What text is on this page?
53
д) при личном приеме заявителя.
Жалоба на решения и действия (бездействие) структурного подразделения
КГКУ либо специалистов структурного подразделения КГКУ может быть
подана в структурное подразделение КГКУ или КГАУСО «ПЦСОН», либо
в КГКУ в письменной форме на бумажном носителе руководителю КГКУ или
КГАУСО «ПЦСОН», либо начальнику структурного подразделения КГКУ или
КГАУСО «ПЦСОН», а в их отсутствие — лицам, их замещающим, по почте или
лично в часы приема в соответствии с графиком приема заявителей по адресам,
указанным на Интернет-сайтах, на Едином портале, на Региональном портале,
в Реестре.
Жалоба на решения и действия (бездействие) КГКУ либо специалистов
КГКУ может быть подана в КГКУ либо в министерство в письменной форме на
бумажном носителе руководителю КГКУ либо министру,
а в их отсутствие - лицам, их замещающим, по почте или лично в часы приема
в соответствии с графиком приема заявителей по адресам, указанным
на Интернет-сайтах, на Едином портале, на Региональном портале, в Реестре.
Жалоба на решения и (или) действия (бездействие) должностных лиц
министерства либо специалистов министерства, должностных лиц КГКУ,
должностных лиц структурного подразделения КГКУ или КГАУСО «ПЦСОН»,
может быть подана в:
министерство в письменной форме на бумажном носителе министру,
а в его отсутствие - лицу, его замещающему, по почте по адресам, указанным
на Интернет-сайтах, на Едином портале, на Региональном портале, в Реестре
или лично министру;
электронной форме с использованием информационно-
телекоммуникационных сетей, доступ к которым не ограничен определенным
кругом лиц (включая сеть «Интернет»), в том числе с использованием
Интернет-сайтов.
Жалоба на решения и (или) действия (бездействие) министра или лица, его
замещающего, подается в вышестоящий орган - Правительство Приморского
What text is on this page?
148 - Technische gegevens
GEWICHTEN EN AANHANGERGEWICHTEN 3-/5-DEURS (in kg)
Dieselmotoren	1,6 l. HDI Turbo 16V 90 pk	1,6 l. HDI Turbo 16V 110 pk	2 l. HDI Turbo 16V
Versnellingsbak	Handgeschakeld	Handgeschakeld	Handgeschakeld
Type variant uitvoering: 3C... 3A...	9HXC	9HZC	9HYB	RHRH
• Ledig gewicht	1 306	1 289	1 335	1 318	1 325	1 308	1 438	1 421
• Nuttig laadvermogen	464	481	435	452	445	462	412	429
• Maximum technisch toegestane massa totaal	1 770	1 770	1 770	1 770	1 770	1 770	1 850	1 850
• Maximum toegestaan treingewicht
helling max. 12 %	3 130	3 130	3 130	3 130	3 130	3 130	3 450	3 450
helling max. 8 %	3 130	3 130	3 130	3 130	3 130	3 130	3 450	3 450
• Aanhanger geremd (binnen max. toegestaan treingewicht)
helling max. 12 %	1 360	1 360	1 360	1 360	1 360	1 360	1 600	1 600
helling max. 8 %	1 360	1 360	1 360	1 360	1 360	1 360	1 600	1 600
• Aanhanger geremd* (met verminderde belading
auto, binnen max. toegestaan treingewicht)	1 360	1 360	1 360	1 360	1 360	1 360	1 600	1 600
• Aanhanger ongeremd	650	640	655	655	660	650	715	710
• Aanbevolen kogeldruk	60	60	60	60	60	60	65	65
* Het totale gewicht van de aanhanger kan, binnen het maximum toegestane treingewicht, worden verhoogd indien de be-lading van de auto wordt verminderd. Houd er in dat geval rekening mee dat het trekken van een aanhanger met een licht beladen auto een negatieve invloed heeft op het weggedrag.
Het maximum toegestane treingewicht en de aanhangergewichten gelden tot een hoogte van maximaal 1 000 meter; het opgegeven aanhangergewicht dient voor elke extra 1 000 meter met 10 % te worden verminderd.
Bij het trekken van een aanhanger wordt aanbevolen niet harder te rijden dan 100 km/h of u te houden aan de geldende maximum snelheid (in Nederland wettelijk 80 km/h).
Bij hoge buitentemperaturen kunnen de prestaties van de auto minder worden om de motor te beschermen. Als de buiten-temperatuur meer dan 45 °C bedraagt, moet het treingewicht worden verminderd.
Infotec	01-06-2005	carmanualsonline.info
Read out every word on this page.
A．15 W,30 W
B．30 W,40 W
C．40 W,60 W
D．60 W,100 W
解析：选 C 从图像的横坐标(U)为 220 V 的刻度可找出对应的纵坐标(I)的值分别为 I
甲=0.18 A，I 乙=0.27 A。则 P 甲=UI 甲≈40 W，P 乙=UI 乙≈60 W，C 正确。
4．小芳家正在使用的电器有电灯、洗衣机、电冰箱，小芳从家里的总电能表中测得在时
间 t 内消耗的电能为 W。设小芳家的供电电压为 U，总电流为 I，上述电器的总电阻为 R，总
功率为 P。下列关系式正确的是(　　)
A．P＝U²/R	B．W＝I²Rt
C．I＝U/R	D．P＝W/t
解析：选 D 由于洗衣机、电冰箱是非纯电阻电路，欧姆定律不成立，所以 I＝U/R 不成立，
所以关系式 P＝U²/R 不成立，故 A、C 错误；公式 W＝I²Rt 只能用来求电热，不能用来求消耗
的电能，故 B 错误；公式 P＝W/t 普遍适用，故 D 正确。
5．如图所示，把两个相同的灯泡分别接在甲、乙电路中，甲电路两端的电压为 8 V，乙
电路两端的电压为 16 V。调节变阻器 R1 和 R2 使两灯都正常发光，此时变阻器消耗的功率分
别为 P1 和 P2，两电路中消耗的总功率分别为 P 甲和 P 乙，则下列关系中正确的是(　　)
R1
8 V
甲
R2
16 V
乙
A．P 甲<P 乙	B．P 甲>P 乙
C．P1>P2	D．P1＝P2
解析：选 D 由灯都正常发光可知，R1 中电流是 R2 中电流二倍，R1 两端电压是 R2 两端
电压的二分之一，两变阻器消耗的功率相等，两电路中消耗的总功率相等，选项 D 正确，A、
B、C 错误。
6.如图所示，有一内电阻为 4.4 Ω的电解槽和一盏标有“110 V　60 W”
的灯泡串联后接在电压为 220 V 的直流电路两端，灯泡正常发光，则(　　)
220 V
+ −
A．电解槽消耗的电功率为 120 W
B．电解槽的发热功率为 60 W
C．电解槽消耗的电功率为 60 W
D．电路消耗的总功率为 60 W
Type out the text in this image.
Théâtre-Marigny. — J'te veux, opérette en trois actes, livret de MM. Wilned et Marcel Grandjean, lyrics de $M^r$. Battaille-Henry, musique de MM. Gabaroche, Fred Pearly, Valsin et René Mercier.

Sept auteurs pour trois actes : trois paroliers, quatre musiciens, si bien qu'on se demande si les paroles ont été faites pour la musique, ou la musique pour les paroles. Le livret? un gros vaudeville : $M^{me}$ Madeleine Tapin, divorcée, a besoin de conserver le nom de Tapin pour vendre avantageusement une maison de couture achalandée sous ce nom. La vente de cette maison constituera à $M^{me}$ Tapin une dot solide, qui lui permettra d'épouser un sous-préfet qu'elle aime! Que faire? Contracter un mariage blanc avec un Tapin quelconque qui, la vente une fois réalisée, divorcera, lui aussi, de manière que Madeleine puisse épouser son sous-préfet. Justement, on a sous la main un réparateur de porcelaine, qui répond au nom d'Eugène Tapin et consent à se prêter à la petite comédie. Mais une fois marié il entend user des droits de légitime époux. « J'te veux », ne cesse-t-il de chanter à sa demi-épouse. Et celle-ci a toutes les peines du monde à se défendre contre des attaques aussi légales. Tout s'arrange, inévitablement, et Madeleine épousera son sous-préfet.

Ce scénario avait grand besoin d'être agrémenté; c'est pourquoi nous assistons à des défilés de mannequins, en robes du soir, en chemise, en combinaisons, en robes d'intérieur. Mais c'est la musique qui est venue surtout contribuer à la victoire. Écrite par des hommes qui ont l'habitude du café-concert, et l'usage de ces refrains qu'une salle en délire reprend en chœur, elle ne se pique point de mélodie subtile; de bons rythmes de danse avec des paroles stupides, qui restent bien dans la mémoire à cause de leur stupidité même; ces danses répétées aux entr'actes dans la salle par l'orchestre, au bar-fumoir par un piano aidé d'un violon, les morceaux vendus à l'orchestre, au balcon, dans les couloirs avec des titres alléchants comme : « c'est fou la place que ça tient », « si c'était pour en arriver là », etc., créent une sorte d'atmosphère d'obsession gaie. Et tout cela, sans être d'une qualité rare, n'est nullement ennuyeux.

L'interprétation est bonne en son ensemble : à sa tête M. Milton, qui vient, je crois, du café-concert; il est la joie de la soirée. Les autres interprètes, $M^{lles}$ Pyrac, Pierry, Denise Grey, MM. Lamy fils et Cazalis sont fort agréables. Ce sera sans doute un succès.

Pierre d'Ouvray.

SHORT TASK:
Read through the lines above and collect those that contain the string "helling".

RESULT OF THE EXERCISE:
helling max. 12 %	3 130	3 130	3 130	3 130	3 130	3 130	3 450	3 450
helling max. 8 %	3 130	3 130	3 130	3 130	3 130	3 130	3 450	3 450
helling max. 12 %	1 360	1 360	1 360	1 360	1 360	1 360	1 600	1 600
helling max. 8 %	1 360	1 360	1 360	1 360	1 360	1 360	1 600	1 600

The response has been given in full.